*TASK PROMPT*
Gather the lines that hold the string "document".

*RECORDED DATA*
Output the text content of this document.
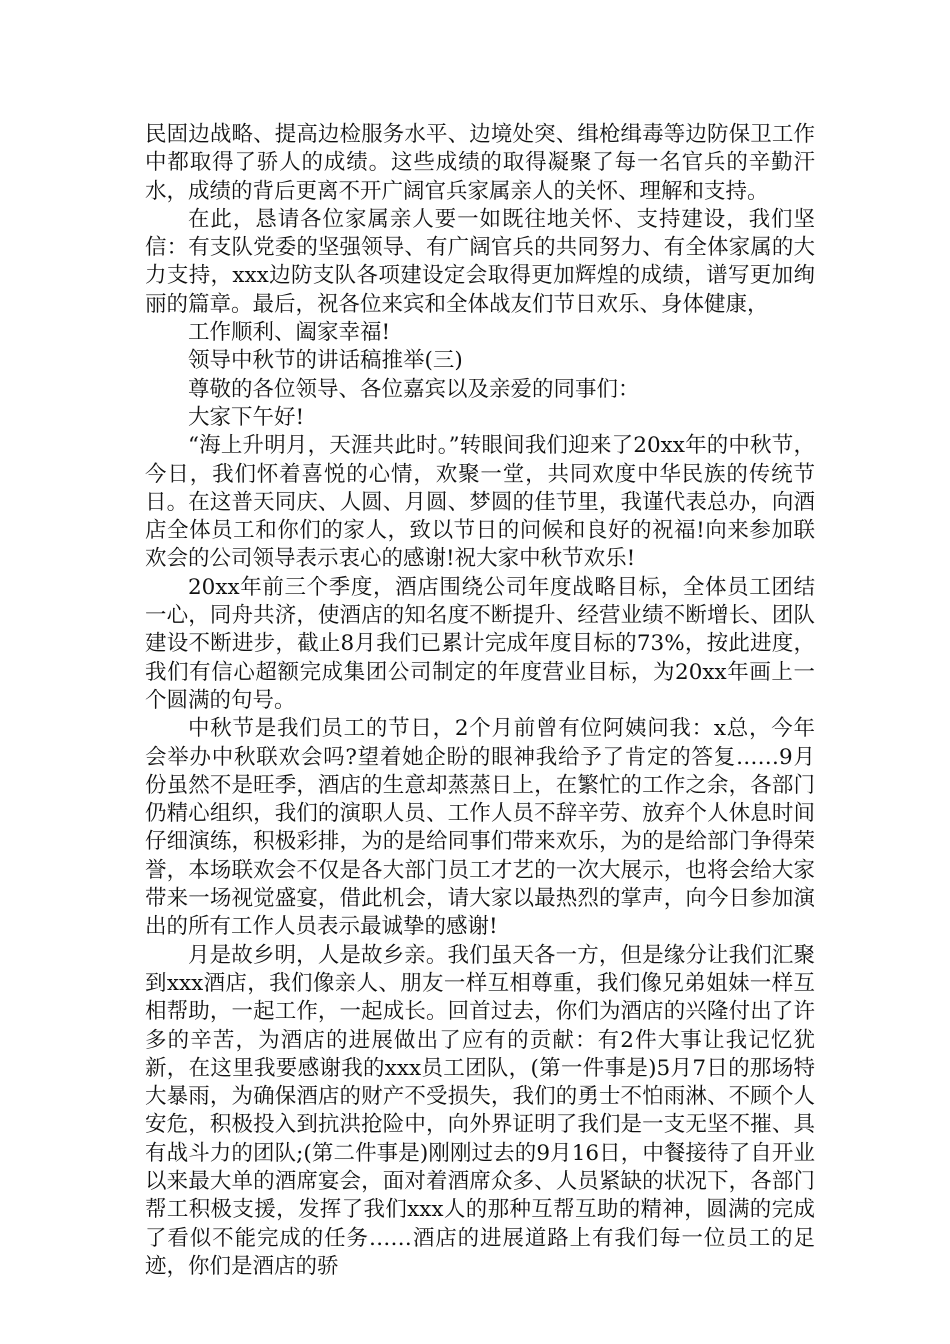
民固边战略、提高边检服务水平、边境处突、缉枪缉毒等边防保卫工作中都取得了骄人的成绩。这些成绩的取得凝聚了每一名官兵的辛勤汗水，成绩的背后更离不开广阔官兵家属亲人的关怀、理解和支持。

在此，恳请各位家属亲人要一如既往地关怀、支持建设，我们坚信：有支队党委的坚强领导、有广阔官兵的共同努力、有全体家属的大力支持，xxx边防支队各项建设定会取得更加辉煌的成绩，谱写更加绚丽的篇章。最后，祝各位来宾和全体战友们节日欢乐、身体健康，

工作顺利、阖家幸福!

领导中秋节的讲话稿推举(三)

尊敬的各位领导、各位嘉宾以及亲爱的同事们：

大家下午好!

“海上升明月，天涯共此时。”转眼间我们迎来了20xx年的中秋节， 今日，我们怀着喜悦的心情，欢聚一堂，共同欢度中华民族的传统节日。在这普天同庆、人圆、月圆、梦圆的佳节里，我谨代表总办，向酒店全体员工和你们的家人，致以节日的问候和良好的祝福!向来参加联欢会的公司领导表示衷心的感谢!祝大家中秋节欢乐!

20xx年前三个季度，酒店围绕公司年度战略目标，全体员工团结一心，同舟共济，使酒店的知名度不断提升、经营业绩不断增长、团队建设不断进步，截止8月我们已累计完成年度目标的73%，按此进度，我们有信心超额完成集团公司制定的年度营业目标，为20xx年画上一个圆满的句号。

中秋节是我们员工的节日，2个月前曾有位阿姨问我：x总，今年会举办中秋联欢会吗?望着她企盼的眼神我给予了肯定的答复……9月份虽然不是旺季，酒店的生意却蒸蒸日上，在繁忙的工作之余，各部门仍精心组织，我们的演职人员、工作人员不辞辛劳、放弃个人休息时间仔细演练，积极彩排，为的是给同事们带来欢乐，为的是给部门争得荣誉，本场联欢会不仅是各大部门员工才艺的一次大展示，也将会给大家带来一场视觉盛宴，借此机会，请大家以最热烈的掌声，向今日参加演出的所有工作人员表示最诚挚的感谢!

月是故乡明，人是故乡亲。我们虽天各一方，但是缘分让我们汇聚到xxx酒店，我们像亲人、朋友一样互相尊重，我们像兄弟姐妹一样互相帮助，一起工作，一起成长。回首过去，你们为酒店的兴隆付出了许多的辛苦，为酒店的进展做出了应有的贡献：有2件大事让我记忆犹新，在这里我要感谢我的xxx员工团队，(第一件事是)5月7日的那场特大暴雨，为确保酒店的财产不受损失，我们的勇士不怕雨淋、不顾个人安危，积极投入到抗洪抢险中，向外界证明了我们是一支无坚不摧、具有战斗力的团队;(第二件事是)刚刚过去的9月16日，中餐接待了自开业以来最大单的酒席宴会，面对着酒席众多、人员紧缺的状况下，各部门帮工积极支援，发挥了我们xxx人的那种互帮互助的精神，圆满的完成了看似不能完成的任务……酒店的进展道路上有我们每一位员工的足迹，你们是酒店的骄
==
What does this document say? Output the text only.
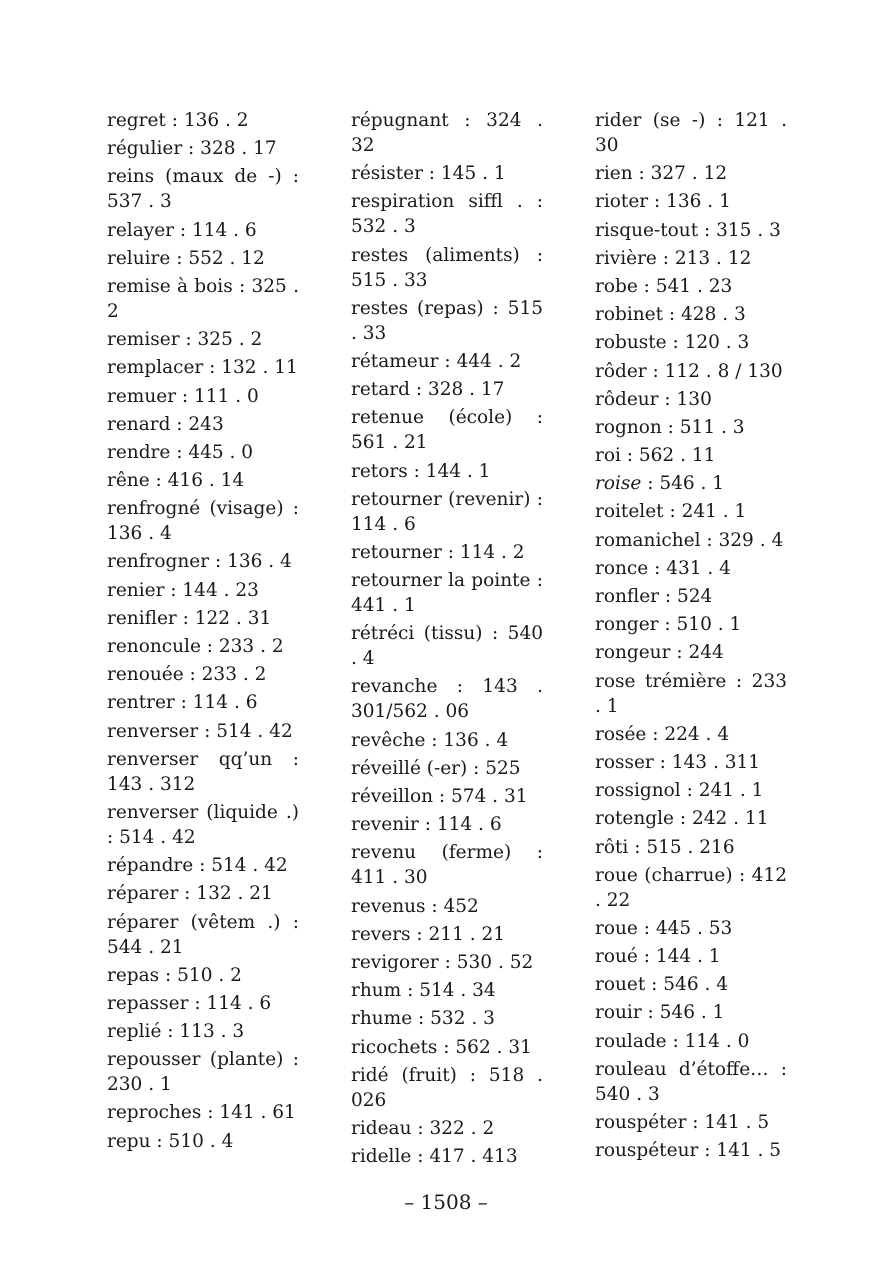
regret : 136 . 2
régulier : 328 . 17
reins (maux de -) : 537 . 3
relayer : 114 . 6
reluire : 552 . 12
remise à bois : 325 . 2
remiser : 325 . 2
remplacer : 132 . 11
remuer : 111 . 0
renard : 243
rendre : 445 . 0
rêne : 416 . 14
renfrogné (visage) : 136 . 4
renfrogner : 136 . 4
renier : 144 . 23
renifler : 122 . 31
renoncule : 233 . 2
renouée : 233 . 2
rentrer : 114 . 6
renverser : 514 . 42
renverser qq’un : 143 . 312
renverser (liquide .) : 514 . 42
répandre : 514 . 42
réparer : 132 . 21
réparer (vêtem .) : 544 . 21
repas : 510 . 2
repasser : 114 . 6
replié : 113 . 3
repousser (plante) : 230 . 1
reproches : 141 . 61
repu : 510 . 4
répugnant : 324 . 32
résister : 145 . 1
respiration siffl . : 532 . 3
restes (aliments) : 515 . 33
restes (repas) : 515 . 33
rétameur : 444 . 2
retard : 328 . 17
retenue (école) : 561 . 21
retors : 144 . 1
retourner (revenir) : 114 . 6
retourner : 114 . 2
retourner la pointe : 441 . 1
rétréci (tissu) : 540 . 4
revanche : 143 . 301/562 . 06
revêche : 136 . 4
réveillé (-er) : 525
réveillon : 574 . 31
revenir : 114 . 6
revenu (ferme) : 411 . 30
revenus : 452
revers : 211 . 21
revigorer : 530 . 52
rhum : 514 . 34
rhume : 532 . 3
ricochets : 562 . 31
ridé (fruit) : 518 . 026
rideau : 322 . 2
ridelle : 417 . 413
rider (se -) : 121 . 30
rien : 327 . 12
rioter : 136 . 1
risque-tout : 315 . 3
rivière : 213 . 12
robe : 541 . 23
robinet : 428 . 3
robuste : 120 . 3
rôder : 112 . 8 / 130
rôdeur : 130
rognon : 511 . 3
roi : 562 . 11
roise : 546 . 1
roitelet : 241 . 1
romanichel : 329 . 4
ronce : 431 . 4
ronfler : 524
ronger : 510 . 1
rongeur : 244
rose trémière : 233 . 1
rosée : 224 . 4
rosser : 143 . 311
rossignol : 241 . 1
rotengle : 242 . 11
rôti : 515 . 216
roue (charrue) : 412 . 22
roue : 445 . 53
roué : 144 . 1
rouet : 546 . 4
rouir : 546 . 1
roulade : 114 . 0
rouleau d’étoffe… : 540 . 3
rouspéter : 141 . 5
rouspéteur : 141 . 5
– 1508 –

*FULL OUTPUT*
Output the text content of this document.
What does this document say? Output the text only.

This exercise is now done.